_Work required_
Reproduce word for word the part of the financial discussion that starts at "The company's revolving" and stops after "of cash dividends.".
::: Selection :::
ITEM 2.  MANAGEMENT'S DISCUSSION AND ANALYSIS OF FINANCIAL CONDITION AND
RESULTS OF OPERATIONS (CONTINUED)

  The company's debt-to-capital ratio (long-term debt including capital
  lease obligations, as a percentage of the sum of long-term debt and
  shareholders' investment) was 28.6% at April 30, 1994 compared with
  29.1% at January 29, 1994 and 28.7% at May 1, 1993.

  The company's revolving credit agreement and agreements with respect to
  long-term debt include, among other things, provisions which limit total
  consolidated indebtedness, require the maintenance of minimum amounts of
  working capital and of certain financial ratios, limit capital
  expenditures, capital stock repurchases and asset sales, and limit the
  payment of cash dividends by the company.  Under the most restrictive
  dividend provision, approximately $31 million of consolidated retained
  earnings at April 30, 1994 is available for payment of cash dividends.
  The company's ability to pay future dividends is, among other things,
  contingent upon future operating results or changes to existing
  borrowing agreements.

  FOREIGN EXCHANGE RISK -

  The company uses foreign exchange forward contracts to hedge the risk of
  changes in foreign currency exchange rates associated with transactions
  denominated in foreign currencies, primarily shoe purchases from
  European countries.  At April 30, 1994, the company held contracts
  aggregating approximately $27.1 million.
::: Dataset :::
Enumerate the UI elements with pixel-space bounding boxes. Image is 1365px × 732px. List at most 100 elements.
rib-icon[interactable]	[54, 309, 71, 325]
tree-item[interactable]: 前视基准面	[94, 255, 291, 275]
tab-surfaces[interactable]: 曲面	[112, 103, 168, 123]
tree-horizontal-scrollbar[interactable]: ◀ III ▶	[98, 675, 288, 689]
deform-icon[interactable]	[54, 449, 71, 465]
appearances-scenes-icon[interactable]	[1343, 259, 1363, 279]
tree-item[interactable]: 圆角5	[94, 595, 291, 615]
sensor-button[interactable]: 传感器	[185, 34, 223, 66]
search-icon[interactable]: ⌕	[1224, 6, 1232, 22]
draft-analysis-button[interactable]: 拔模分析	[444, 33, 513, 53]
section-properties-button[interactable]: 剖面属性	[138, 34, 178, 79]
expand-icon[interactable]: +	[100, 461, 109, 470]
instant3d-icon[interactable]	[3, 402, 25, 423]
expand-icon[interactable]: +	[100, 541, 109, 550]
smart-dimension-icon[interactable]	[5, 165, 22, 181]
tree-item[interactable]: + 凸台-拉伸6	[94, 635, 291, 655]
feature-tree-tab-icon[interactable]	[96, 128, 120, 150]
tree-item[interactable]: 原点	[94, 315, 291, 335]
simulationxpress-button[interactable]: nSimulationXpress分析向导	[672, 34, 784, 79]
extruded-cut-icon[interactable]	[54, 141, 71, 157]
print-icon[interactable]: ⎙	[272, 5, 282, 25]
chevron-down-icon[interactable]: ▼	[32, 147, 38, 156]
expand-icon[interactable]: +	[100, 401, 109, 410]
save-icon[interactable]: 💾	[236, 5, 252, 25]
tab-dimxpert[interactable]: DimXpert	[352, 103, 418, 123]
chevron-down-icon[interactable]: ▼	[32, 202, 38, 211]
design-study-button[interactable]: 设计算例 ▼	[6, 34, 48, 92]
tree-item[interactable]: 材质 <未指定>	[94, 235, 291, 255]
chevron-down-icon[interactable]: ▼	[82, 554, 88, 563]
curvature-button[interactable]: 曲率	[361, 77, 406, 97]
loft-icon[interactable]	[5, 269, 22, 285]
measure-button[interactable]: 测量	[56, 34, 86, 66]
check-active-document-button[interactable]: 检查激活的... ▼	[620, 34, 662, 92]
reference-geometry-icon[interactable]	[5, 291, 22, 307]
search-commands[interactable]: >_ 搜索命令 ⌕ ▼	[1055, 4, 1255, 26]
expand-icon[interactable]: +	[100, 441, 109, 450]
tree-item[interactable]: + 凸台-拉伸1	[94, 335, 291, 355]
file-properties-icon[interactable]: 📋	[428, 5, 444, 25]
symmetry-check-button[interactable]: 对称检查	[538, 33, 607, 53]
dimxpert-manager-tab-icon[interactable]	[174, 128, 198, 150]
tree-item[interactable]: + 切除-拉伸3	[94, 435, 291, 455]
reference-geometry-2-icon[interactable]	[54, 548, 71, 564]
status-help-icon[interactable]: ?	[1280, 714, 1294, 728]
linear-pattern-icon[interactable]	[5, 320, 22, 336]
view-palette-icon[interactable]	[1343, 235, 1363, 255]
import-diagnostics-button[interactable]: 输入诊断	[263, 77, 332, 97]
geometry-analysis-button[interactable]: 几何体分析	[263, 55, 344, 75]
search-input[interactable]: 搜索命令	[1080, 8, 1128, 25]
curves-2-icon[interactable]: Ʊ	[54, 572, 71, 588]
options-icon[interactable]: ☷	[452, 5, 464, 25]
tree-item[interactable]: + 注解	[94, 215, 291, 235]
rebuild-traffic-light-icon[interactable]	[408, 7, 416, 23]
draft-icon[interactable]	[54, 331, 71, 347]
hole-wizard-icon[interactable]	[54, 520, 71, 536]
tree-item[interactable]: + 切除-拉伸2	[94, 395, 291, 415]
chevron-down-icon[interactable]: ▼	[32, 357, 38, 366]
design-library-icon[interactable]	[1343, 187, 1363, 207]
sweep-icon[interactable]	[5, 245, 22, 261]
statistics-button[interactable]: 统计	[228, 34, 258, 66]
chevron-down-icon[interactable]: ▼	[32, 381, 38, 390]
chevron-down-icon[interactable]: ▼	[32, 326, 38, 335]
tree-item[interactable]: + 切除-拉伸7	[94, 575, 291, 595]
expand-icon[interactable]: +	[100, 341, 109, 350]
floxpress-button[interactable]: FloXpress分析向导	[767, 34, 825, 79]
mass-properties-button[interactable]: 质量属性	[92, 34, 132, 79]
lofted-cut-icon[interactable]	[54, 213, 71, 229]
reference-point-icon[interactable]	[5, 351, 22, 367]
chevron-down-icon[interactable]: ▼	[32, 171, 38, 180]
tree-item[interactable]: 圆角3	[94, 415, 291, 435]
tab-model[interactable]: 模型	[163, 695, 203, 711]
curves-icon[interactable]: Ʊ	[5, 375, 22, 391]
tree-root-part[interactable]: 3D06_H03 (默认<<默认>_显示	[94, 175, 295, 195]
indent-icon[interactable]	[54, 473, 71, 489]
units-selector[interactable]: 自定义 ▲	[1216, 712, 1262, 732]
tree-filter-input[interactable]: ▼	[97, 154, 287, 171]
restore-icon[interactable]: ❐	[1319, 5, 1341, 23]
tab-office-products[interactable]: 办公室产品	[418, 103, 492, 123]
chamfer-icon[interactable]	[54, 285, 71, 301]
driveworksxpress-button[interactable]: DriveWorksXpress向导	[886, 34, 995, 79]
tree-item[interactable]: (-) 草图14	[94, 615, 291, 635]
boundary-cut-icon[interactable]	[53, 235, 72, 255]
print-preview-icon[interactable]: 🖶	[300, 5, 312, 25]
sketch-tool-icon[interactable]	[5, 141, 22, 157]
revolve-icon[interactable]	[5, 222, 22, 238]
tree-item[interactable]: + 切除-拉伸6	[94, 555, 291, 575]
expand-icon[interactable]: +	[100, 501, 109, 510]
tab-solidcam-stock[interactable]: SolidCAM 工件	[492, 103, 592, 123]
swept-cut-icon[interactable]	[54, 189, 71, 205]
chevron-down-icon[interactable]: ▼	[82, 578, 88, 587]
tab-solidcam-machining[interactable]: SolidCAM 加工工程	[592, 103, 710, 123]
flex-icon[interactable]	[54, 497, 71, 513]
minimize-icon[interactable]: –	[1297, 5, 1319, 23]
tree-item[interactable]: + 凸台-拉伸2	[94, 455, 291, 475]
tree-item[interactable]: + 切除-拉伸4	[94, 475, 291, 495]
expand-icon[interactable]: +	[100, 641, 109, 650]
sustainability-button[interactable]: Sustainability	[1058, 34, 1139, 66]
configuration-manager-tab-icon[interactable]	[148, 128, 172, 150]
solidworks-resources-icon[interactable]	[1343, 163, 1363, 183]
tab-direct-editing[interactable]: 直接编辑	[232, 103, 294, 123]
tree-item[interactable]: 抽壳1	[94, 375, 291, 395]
:::
_Output for this exercise_
The company's revolving credit agreement and agreements with respect to
  long-term debt include, among other things, provisions which limit total
  consolidated indebtedness, require the maintenance of minimum amounts of
  working capital and of certain financial ratios, limit capital
  expenditures, capital stock repurchases and asset sales, and limit the
  payment of cash dividends by the company.  Under the most restrictive
  dividend provision, approximately $31 million of consolidated retained
  earnings at April 30, 1994 is available for payment of cash dividends.